● TASK BRIEF
Find each line containing the string "color". Copy it.

● DATA SHOWN
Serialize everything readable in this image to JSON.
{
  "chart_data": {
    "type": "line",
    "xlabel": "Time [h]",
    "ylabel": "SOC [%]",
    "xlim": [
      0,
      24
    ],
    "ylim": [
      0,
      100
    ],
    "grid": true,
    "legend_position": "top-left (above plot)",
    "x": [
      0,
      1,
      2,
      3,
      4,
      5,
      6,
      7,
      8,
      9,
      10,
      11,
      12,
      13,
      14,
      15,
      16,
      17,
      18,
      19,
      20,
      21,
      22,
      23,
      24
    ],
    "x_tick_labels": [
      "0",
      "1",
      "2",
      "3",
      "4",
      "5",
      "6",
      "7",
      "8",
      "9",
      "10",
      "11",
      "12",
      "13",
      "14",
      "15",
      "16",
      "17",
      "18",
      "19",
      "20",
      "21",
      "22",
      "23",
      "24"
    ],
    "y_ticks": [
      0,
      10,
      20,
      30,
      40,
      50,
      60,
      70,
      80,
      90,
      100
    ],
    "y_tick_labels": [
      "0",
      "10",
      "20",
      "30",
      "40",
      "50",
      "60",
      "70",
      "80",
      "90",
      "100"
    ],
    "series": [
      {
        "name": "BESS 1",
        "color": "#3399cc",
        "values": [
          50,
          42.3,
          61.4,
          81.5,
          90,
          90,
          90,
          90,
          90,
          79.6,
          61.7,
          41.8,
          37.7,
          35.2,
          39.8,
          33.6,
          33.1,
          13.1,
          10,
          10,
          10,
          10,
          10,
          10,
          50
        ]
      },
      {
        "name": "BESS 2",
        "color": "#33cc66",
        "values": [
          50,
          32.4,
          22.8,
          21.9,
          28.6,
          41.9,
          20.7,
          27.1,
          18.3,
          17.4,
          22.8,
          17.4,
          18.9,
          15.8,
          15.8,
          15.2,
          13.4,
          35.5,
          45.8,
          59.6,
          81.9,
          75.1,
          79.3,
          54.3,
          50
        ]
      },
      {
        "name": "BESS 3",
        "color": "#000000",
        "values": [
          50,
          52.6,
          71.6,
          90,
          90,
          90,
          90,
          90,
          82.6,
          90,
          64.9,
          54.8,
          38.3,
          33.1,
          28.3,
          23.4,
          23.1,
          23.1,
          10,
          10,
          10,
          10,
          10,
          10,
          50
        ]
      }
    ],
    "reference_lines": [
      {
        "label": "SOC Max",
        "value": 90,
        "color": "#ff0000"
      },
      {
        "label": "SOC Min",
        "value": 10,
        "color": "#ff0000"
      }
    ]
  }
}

● RESULT
        "color": "#3399cc",
        "color": "#33cc66",
        "color": "#000000",
        "color": "#ff0000"
        "color": "#ff0000"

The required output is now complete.